Extend wait_for maas.py, wait_for_* attempts arg

maas.py: Extend wait_for states with timeout param

Extend the wait_for states with a timeout parameter.
The timeout value is taken from reclass pillar data if
defined. Oterwise, the states use the default value.

Based on Ting's PR [1], slightly refactored.

[1] https://github.com/salt-formulas/salt-formula-maas/pull/34

Signed-off-by: ting wu <ting.wu@enea.com>
Signed-off-by: Alexandru Avadanii <Alexandru.Avadanii@enea.com>

maas.py: wait_for_*: Add attempts arg

Introduce a new parameter that allows a maximum number of automatic
recovery attempts for the common failures w/ machine operations.
If not present in pillar data, it defaults to 0 (OFF).

Common error states, possible cause and automatic recovery pattern:
* New
  - usually indicates issues with BMC connectivity (no network route,
    but on rare occassions it happens due to MaaS API being flaky);
  - fix: delete the machine, (re)process machine definitions;
* Failed commissioning
  - various causes, usually a simple retry works;
  - fix: delete the machine, (re)process machine definitions;
* Failed testing
  - incompatible hardware, missing drivers etc.
  - usually consistent and board-specific;
  - fix: override failed testing
* Allocated
  - on rare ocassions nodes get stuck in this state instead 'Deploy';
  - fix: mark-broken, mark-fixed, if it failed at least once before
    perform a fio test (fixes another unrelated spurious issue with
    encrypted disks from previous deployments), (re)deploy machines;
* Failed deployment
  - various causes, usually a simple retry works;
  - fix: same as for nodes stuck in 'Allocated';

Relateed: PROD-28390(PROD:28390)

Change-Id: Ifb7dd9f8fcfbbed557e47d8fdffb1f963604fb15
Signed-off-by: Alexandru Avadanii <Alexandru.Avadanii@enea.com>
(cherry picked from commit 4fa108e39fbf4da924f0bcbf01ff1625f13910a1)
diff --git a/_modules/maas.py b/_modules/maas.py
index c02f104..7db6bf3 100644
--- a/_modules/maas.py
+++ b/_modules/maas.py
@@ -921,6 +921,7 @@
             req_status: string; Polling status
             machines:   list; machine names
             ignore_machines: list; machine names
+            attempts:   max number of automatic hard retries
         :ret: True
                  Exception - if something fail/timeout reached
         """
@@ -929,6 +930,8 @@
         req_status = kwargs.get("req_status", "Ready")
         to_discover = kwargs.get("machines", None)
         ignore_machines = kwargs.get("ignore_machines", None)
+        attempts = kwargs.get("attempts", 0)

**ENTRIES SUPPLIED**.
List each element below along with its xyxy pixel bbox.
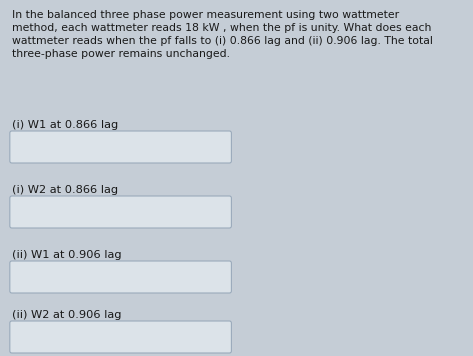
Text: (i) W1 at 0.866 lag: (i) W1 at 0.866 lag bbox=[12, 120, 118, 130]
Text: In the balanced three phase power measurement using two wattmeter: In the balanced three phase power measur… bbox=[12, 10, 399, 20]
Text: (ii) W2 at 0.906 lag: (ii) W2 at 0.906 lag bbox=[12, 310, 122, 320]
FancyBboxPatch shape bbox=[10, 131, 231, 163]
Text: (ii) W1 at 0.906 lag: (ii) W1 at 0.906 lag bbox=[12, 250, 122, 260]
Text: three-phase power remains unchanged.: three-phase power remains unchanged. bbox=[12, 49, 230, 59]
Text: method, each wattmeter reads 18 kW , when the pf is unity. What does each: method, each wattmeter reads 18 kW , whe… bbox=[12, 23, 431, 33]
Text: wattmeter reads when the pf falls to (i) 0.866 lag and (ii) 0.906 lag. The total: wattmeter reads when the pf falls to (i)… bbox=[12, 36, 433, 46]
Text: (i) W2 at 0.866 lag: (i) W2 at 0.866 lag bbox=[12, 185, 118, 195]
FancyBboxPatch shape bbox=[10, 261, 231, 293]
FancyBboxPatch shape bbox=[10, 196, 231, 228]
FancyBboxPatch shape bbox=[10, 321, 231, 353]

**PROBLEM REQUIREMENTS**. List every common machine error state named in the maas.py commit message.

**REPLY TO THE TASK**.
- New
- Failed commissioning
- Failed testing
- Allocated
- Failed deployment